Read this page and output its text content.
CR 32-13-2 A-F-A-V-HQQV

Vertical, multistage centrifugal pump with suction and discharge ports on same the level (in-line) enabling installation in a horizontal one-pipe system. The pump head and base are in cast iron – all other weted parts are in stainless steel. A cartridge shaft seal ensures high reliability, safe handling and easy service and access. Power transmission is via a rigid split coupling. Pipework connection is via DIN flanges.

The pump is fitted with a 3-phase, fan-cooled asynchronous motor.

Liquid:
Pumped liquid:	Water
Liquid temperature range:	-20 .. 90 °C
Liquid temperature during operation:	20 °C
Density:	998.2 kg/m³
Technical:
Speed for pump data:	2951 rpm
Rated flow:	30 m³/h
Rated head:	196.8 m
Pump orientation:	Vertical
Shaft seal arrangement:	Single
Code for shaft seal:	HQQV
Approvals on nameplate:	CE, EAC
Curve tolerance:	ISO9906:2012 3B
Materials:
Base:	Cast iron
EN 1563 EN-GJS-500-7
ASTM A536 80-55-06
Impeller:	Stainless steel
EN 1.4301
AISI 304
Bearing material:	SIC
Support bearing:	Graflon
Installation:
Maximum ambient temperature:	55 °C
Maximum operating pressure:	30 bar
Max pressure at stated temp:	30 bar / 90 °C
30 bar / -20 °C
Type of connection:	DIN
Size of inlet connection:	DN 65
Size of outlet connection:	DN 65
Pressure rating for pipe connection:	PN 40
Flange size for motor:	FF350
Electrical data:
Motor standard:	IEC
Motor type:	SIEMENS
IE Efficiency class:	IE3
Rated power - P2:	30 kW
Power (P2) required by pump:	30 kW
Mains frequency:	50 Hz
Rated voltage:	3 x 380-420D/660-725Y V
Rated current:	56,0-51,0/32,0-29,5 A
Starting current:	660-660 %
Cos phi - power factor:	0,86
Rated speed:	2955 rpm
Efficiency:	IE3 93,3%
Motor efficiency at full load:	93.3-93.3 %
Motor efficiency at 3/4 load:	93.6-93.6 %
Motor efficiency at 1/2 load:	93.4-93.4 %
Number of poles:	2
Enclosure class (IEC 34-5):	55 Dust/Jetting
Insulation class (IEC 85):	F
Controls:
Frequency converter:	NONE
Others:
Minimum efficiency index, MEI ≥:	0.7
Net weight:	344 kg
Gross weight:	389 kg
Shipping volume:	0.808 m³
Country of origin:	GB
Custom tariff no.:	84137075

+++

Each line in the entries above that includes the string "steel" should be extracted.

Vertical, multistage centrifugal pump with suction and discharge ports on same the level (in-line) enabling installation in a horizontal one-pipe system. The pump head and base are in cast iron – all other weted parts are in stainless steel. A cartridge shaft seal ensures high reliability, safe handling and easy service and access. Power transmission is via a rigid split coupling. Pipework connection is via DIN flanges.
Impeller:	Stainless steel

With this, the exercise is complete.